If what you want to test is that the templates contain the proper HTML, I don't usually do this at the Django test level; I go straight to something like Selenium which is designed for UX testing.

Carl Meyer
"I'd use response.context to pull out the form object" <-- Doing this now. Not really testing HTML, just the outcomes of a process. Thanks for your post.
Jeff Bauer
+1  A: 

It's not clear but one guess is that you have tests like this.

class TestSomething( TestCase ):
    fixtures = [ "..." ]
    def test_field1_should_work( self ):
        response= self.client.get( "url with form data already populated" )
        form_data = func_to_get_field( response )
        form_data['field1']= new value
        response= self.client.post( "url", form_data )
        self.assert()
    def test_field2_should_work( self ):
        response= self.client.get( "url with form data already populated" )
        form_data = func_to_get_field( response )
        form_data['fields']= new value
        response= self.client.post( "url", form_data )
        self.assert()

First, you're doing too much. Simplify.

- _Task list_
[1] In the Django testing discussion, why does the first writer check templates for the proper HTML with something like Selenium instead of at the Django test level?
[2] Pick up the Django testing discussion right after its last line and write the next few sentences.

- _Stored data_
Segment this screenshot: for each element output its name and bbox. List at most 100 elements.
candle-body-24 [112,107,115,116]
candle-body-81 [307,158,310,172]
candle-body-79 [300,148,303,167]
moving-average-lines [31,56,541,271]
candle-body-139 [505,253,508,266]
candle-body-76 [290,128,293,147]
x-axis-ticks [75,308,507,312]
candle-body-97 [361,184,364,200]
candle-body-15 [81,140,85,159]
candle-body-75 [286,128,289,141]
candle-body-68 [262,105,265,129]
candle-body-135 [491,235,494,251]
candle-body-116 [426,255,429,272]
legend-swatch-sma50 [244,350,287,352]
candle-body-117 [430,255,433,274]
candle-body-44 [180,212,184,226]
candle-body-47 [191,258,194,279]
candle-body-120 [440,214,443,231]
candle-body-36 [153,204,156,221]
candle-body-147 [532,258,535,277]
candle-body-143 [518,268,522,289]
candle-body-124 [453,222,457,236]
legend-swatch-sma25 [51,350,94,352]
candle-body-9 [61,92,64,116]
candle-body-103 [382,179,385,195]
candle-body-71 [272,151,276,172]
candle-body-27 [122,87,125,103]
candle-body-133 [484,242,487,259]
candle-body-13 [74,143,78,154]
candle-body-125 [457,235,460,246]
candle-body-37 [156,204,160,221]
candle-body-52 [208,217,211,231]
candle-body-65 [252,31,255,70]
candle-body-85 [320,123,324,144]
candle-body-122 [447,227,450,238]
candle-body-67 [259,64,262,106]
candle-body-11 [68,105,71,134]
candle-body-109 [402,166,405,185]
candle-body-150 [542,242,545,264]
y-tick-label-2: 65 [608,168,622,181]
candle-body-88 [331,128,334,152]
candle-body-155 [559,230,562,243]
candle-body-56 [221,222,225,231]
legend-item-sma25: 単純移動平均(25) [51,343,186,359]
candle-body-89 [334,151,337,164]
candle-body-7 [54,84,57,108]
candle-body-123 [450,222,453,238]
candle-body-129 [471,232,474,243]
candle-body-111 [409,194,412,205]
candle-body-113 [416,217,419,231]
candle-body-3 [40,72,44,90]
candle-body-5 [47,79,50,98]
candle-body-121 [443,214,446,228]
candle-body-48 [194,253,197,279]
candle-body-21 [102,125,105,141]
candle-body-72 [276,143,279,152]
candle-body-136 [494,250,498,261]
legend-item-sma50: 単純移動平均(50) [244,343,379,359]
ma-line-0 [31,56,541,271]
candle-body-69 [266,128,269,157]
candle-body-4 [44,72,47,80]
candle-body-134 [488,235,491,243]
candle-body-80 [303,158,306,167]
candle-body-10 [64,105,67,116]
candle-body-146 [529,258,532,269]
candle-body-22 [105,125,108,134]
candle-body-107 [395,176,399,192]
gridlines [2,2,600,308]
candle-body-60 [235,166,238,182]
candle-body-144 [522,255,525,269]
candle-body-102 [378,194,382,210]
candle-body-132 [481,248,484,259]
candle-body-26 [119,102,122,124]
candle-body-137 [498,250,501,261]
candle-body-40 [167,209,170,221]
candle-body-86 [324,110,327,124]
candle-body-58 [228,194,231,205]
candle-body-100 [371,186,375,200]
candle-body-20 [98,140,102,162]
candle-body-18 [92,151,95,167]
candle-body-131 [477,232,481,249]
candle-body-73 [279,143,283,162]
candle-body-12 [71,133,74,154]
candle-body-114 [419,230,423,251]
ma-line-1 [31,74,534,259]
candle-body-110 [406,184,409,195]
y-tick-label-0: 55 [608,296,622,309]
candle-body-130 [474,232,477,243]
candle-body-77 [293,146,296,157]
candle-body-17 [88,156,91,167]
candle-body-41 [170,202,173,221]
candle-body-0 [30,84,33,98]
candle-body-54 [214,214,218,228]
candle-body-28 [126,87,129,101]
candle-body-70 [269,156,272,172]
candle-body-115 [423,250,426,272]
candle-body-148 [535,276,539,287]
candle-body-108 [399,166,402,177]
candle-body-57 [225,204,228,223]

- _Responses by task_
[1] The writer goes to a tool like Selenium because it is designed for UX testing.

[2]
class TestFormDefaults( TestCase ):
    fixtures = [ "some", "known", "database" ]
    def test_get_should_provide_defaults( self ):
        response= self.client.get( "url with form data already populated" )
        self.assert(...)

The above proves that the defaults populate the forms.

class TestPost( TestCase ):
    fixtures = [ "some", "known", "database" ]
    def test_field1_should_work( self ):
        # No need to GET URL, TestFormDefaults proved that it workd.
        form_data= { expected form content based on fixture and previous test }
        form_data['field1']= new value
        response= self.client.post( "url", form_data )
        self.assert()

Don't waste time doing a "get" for each "post". You can prove -- separately -- that the GET operations work. Once you have that proof, simply do the POSTs.

If you POSTS are highly session-specific and stateful, you can still do a GET, but don't bother parsing the response. You can prove (separately) that it has exactly the right fields.

To optimize your resting, consider this.

class TestPost( TestCase ):
    fixtures = [ "some", "known", "database" ]
    def test_many_changes_should_work( self ):
        changes = [
            ( 'field1', 'someValue', 'some expected response' ),
            ( 'field2', 'someValue' ),
            ...
        ]
        for field, value, expected in changes:
            self.client.get( "url" ) # doesn't matter what it responds, we've already proven that it works.
            form_data= { expected form content based on fixture and previous test }
            form_data[field]= value
            response self.client.post( "url", form_data )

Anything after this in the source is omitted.